» **TO BE DONE**:
Skip the pictures and quote all of the lines exactly.
Begin
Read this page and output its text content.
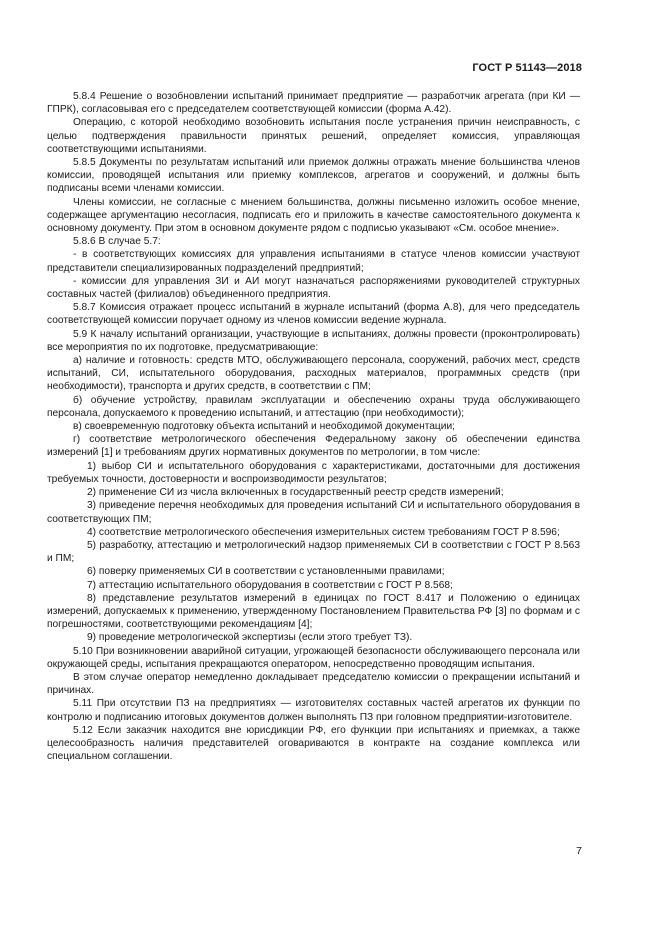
ГОСТ Р 51143—2018

5.8.4 Решение о возобновлении испытаний принимает предприятие — разработчик агрегата (при КИ — ГПРК), согласовывая его с председателем соответствующей комиссии (форма А.42).

Операцию, с которой необходимо возобновить испытания после устранения причин неисправность, с целью подтверждения правильности принятых решений, определяет комиссия, управляющая соответствующими испытаниями.

5.8.5 Документы по результатам испытаний или приемок должны отражать мнение большинства членов комиссии, проводящей испытания или приемку комплексов, агрегатов и сооружений, и должны быть подписаны всеми членами комиссии.

Члены комиссии, не согласные с мнением большинства, должны письменно изложить особое мнение, содержащее аргументацию несогласия, подписать его и приложить в качестве самостоятельного документа к основному документу. При этом в основном документе рядом с подписью указывают «См. особое мнение».

5.8.6 В случае 5.7:

- в соответствующих комиссиях для управления испытаниями в статусе членов комиссии участвуют представители специализированных подразделений предприятий;

- комиссии для управления ЗИ и АИ могут назначаться распоряжениями руководителей структурных составных частей (филиалов) объединенного предприятия.

5.8.7 Комиссия отражает процесс испытаний в журнале испытаний (форма А.8), для чего председатель соответствующей комиссии поручает одному из членов комиссии ведение журнала.

5.9 К началу испытаний организации, участвующие в испытаниях, должны провести (проконтролировать) все мероприятия по их подготовке, предусматривающие:

а) наличие и готовность: средств МТО, обслуживающего персонала, сооружений, рабочих мест, средств испытаний, СИ, испытательного оборудования, расходных материалов, программных средств (при необходимости), транспорта и других средств, в соответствии с ПМ;

б) обучение устройству, правилам эксплуатации и обеспечению охраны труда обслуживающего персонала, допускаемого к проведению испытаний, и аттестацию (при необходимости);

в) своевременную подготовку объекта испытаний и необходимой документации;

г) соответствие метрологического обеспечения Федеральному закону об обеспечении единства измерений [1] и требованиям других нормативных документов по метрологии, в том числе:

1) выбор СИ и испытательного оборудования с характеристиками, достаточными для достижения требуемых точности, достоверности и воспроизводимости результатов;

2) применение СИ из числа включенных в государственный реестр средств измерений;

3) приведение перечня необходимых для проведения испытаний СИ и испытательного оборудования в соответствующих ПМ;

4) соответствие метрологического обеспечения измерительных систем требованиям ГОСТ Р 8.596;

5) разработку, аттестацию и метрологический надзор применяемых СИ в соответствии с ГОСТ Р 8.563 и ПМ;

6) поверку применяемых СИ в соответствии с установленными правилами;

7) аттестацию испытательного оборудования в соответствии с ГОСТ Р 8.568;

8) представление результатов измерений в единицах по ГОСТ 8.417 и Положению о единицах измерений, допускаемых к применению, утвержденному Постановлением Правительства РФ [3] по формам и с погрешностями, соответствующими рекомендациям [4];

9) проведение метрологической экспертизы (если этого требует ТЗ).

5.10 При возникновении аварийной ситуации, угрожающей безопасности обслуживающего персонала или окружающей среды, испытания прекращаются оператором, непосредственно проводящим испытания.

В этом случае оператор немедленно докладывает председателю комиссии о прекращении испытаний и причинах.

5.11 При отсутствии ПЗ на предприятиях — изготовителях составных частей агрегатов их функции по контролю и подписанию итоговых документов должен выполнять ПЗ при головном предприятии-изготовителе.

5.12 Если заказчик находится вне юрисдикции РФ, его функции при испытаниях и приемках, а также целесообразность наличия представителей оговариваются в контракте на создание комплекса или специальном соглашении.

7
End
» **TASK SOLUTION**:
Read this page and output its text content.
ГОСТ Р 51143—2018

5.8.4 Решение о возобновлении испытаний принимает предприятие — разработчик агрегата (при КИ — ГПРК), согласовывая его с председателем соответствующей комиссии (форма А.42).

Операцию, с которой необходимо возобновить испытания после устранения причин неисправность, с целью подтверждения правильности принятых решений, определяет комиссия, управляющая соответствующими испытаниями.

5.8.5 Документы по результатам испытаний или приемок должны отражать мнение большинства членов комиссии, проводящей испытания или приемку комплексов, агрегатов и сооружений, и должны быть подписаны всеми членами комиссии.

Члены комиссии, не согласные с мнением большинства, должны письменно изложить особое мнение, содержащее аргументацию несогласия, подписать его и приложить в качестве самостоятельного документа к основному документу. При этом в основном документе рядом с подписью указывают «См. особое мнение».

5.8.6 В случае 5.7:

- в соответствующих комиссиях для управления испытаниями в статусе членов комиссии участвуют представители специализированных подразделений предприятий;

- комиссии для управления ЗИ и АИ могут назначаться распоряжениями руководителей структурных составных частей (филиалов) объединенного предприятия.

5.8.7 Комиссия отражает процесс испытаний в журнале испытаний (форма А.8), для чего председатель соответствующей комиссии поручает одному из членов комиссии ведение журнала.

5.9 К началу испытаний организации, участвующие в испытаниях, должны провести (проконтролировать) все мероприятия по их подготовке, предусматривающие:

а) наличие и готовность: средств МТО, обслуживающего персонала, сооружений, рабочих мест, средств испытаний, СИ, испытательного оборудования, расходных материалов, программных средств (при необходимости), транспорта и других средств, в соответствии с ПМ;

б) обучение устройству, правилам эксплуатации и обеспечению охраны труда обслуживающего персонала, допускаемого к проведению испытаний, и аттестацию (при необходимости);

в) своевременную подготовку объекта испытаний и необходимой документации;

г) соответствие метрологического обеспечения Федеральному закону об обеспечении единства измерений [1] и требованиям других нормативных документов по метрологии, в том числе:

1) выбор СИ и испытательного оборудования с характеристиками, достаточными для достижения требуемых точности, достоверности и воспроизводимости результатов;

2) применение СИ из числа включенных в государственный реестр средств измерений;

3) приведение перечня необходимых для проведения испытаний СИ и испытательного оборудования в соответствующих ПМ;

4) соответствие метрологического обеспечения измерительных систем требованиям ГОСТ Р 8.596;

5) разработку, аттестацию и метрологический надзор применяемых СИ в соответствии с ГОСТ Р 8.563 и ПМ;

6) поверку применяемых СИ в соответствии с установленными правилами;

7) аттестацию испытательного оборудования в соответствии с ГОСТ Р 8.568;

8) представление результатов измерений в единицах по ГОСТ 8.417 и Положению о единицах измерений, допускаемых к применению, утвержденному Постановлением Правительства РФ [3] по формам и с погрешностями, соответствующими рекомендациям [4];

9) проведение метрологической экспертизы (если этого требует ТЗ).

5.10 При возникновении аварийной ситуации, угрожающей безопасности обслуживающего персонала или окружающей среды, испытания прекращаются оператором, непосредственно проводящим испытания.

В этом случае оператор немедленно докладывает председателю комиссии о прекращении испытаний и причинах.

5.11 При отсутствии ПЗ на предприятиях — изготовителях составных частей агрегатов их функции по контролю и подписанию итоговых документов должен выполнять ПЗ при головном предприятии-изготовителе.

5.12 Если заказчик находится вне юрисдикции РФ, его функции при испытаниях и приемках, а также целесообразность наличия представителей оговариваются в контракте на создание комплекса или специальном соглашении.

7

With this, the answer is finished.